WHAT THE TASK ASKS:
Everything from the line with "What data populates" to the end of the data should be restated word for word, and nothing before it.

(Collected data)
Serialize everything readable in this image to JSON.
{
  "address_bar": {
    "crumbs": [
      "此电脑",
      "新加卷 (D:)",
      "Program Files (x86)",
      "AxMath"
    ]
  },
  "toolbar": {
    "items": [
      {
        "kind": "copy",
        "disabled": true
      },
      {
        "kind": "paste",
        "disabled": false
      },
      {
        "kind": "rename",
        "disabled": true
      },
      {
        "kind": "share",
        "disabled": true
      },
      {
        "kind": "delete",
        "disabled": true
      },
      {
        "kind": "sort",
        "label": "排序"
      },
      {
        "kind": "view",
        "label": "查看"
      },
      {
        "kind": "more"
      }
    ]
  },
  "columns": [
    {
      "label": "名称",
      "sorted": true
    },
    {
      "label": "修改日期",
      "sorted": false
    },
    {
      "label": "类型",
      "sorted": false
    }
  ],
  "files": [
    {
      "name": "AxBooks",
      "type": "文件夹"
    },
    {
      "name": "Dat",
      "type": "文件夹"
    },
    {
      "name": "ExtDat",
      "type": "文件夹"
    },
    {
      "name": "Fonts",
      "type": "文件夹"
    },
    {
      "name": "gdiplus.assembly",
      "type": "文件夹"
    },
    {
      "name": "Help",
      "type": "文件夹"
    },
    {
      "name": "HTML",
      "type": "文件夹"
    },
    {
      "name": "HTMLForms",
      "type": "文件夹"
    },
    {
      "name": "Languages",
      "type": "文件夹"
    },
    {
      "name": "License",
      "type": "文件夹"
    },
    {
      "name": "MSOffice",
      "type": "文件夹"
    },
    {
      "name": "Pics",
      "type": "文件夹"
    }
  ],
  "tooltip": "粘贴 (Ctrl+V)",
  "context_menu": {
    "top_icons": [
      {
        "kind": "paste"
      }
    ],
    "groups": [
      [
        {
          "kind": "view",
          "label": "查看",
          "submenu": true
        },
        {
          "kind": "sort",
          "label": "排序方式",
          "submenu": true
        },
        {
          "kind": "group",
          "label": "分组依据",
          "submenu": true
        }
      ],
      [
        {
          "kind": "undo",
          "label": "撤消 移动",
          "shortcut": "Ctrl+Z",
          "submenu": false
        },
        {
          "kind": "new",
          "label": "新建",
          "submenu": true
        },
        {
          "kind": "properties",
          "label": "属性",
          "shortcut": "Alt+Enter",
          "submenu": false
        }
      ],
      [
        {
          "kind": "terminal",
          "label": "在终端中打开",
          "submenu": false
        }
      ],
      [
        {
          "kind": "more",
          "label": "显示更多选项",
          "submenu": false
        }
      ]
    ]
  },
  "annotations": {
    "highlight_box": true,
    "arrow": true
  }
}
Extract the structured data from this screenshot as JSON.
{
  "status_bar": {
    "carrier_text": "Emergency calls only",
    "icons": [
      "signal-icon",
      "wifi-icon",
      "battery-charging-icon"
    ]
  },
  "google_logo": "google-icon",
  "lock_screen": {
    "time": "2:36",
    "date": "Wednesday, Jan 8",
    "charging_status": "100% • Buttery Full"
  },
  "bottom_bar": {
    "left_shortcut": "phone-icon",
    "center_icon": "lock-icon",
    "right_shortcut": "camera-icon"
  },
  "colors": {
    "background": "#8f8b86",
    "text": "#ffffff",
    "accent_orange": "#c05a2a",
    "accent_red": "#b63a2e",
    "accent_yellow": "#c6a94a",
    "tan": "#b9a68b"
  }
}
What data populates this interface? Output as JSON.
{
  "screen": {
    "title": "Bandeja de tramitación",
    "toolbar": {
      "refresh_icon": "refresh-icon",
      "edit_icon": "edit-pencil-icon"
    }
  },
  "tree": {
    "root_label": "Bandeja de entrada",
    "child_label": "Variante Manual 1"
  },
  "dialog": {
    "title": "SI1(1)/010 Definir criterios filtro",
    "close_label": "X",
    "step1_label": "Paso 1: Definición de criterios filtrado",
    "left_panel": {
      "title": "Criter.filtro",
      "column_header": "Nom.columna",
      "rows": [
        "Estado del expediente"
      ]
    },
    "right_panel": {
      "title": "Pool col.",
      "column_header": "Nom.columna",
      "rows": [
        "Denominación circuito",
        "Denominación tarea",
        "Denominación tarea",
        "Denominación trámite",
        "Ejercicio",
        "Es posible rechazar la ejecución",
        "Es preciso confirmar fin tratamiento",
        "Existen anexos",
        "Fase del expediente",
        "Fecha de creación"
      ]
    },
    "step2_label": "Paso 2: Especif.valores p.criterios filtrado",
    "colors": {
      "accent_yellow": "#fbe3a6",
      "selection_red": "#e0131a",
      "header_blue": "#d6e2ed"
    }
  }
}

COMPLETE ANSWER:
What data populates this interface? Output as JSON.
{
  "screen": {
    "title": "Bandeja de tramitación",
    "toolbar": {
      "refresh_icon": "refresh-icon",
      "edit_icon": "edit-pencil-icon"
    }
  },
  "tree": {
    "root_label": "Bandeja de entrada",
    "child_label": "Variante Manual 1"
  },
  "dialog": {
    "title": "SI1(1)/010 Definir criterios filtro",
    "close_label": "X",
    "step1_label": "Paso 1: Definición de criterios filtrado",
    "left_panel": {
      "title": "Criter.filtro",
      "column_header": "Nom.columna",
      "rows": [
        "Estado del expediente"
      ]
    },
    "right_panel": {
      "title": "Pool col.",
      "column_header": "Nom.columna",
      "rows": [
        "Denominación circuito",
        "Denominación tarea",
        "Denominación tarea",
        "Denominación trámite",
        "Ejercicio",
        "Es posible rechazar la ejecución",
        "Es preciso confirmar fin tratamiento",
        "Existen anexos",
        "Fase del expediente",
        "Fecha de creación"
      ]
    },
    "step2_label": "Paso 2: Especif.valores p.criterios filtrado",
    "colors": {
      "accent_yellow": "#fbe3a6",
      "selection_red": "#e0131a",
      "header_blue": "#d6e2ed"
    }
  }
}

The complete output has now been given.